## SHORT TASK
Work through the data line by line, gathering every line that has the word "legend".

━━━━━━━━

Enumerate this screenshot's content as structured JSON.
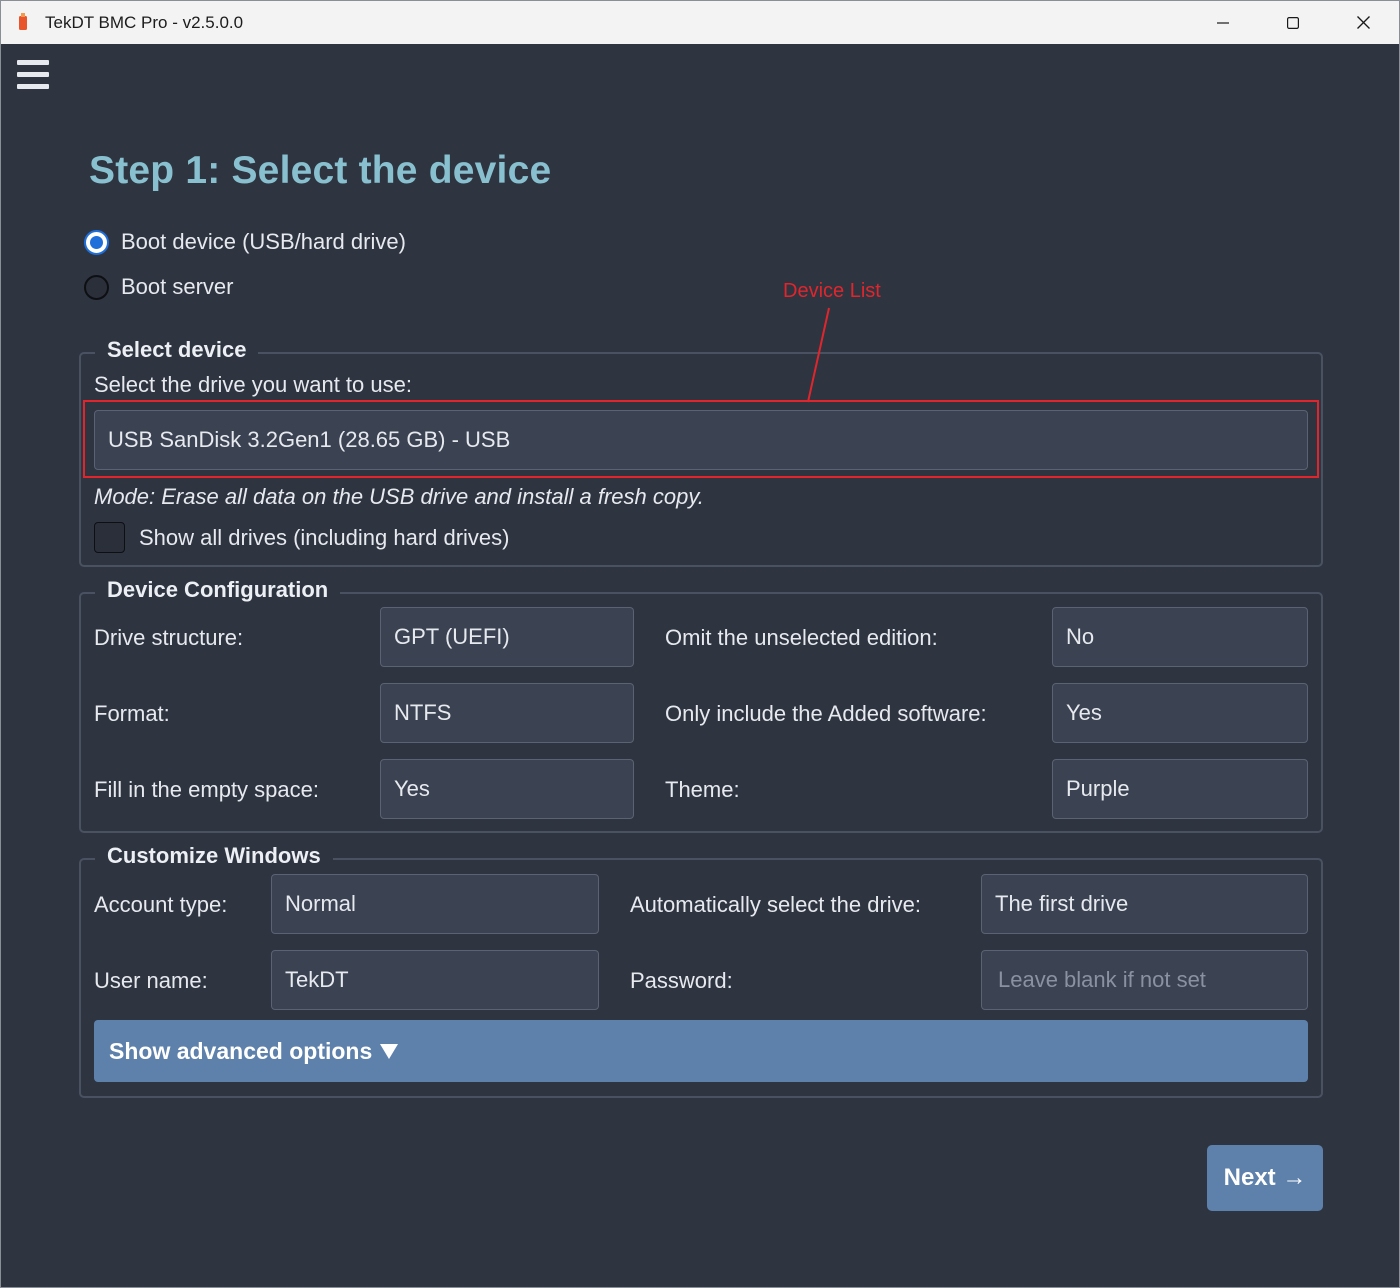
{
  "window": {
    "title": "TekDT BMC Pro - v2.5.0.0",
    "icons": {
      "app": "usb-drive-icon",
      "minimize": "minimize-icon",
      "maximize": "maximize-icon",
      "close": "close-icon"
    }
  },
  "menu": {
    "icon": "hamburger-menu-icon"
  },
  "page": {
    "title": "Step 1: Select the device"
  },
  "mode_options": [
    {
      "label": "Boot device (USB/hard drive)",
      "selected": true
    },
    {
      "label": "Boot server",
      "selected": false
    }
  ],
  "select_device": {
    "legend": "Select device",
    "prompt": "Select the drive you want to use:",
    "selected_drive": "USB SanDisk 3.2Gen1 (28.65 GB) - USB",
    "mode_note": "Mode: Erase all data on the USB drive and install a fresh copy.",
    "show_all_label": "Show all drives (including hard drives)",
    "show_all_checked": false
  },
  "annotation": {
    "text": "Device List",
    "color": "#e0262c"
  },
  "device_config": {
    "legend": "Device Configuration",
    "drive_structure": {
      "label": "Drive structure:",
      "value": "GPT (UEFI)"
    },
    "format": {
      "label": "Format:",
      "value": "NTFS"
    },
    "fill_empty": {
      "label": "Fill in the empty space:",
      "value": "Yes"
    },
    "omit_edition": {
      "label": "Omit the unselected edition:",
      "value": "No"
    },
    "only_added": {
      "label": "Only include the Added software:",
      "value": "Yes"
    },
    "theme": {
      "label": "Theme:",
      "value": "Purple"
    }
  },
  "customize": {
    "legend": "Customize Windows",
    "account_type": {
      "label": "Account type:",
      "value": "Normal"
    },
    "user_name": {
      "label": "User name:",
      "value": "TekDT"
    },
    "auto_select": {
      "label": "Automatically select the drive:",
      "value": "The first drive"
    },
    "password": {
      "label": "Password:",
      "placeholder": "Leave blank if not set"
    },
    "advanced_button": "Show advanced options"
  },
  "next_button": "Next →",
  "colors": {
    "background": "#2e3440",
    "title_accent": "#88c0d0",
    "button": "#5e81ac",
    "field": "#3b4252",
    "radio_selected": "#1e6fd9"
  }
}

━━━━━━━━

## OUTPUT OF THE EXERCISE
    "legend": "Select device",
    "legend": "Device Configuration",
    "legend": "Customize Windows",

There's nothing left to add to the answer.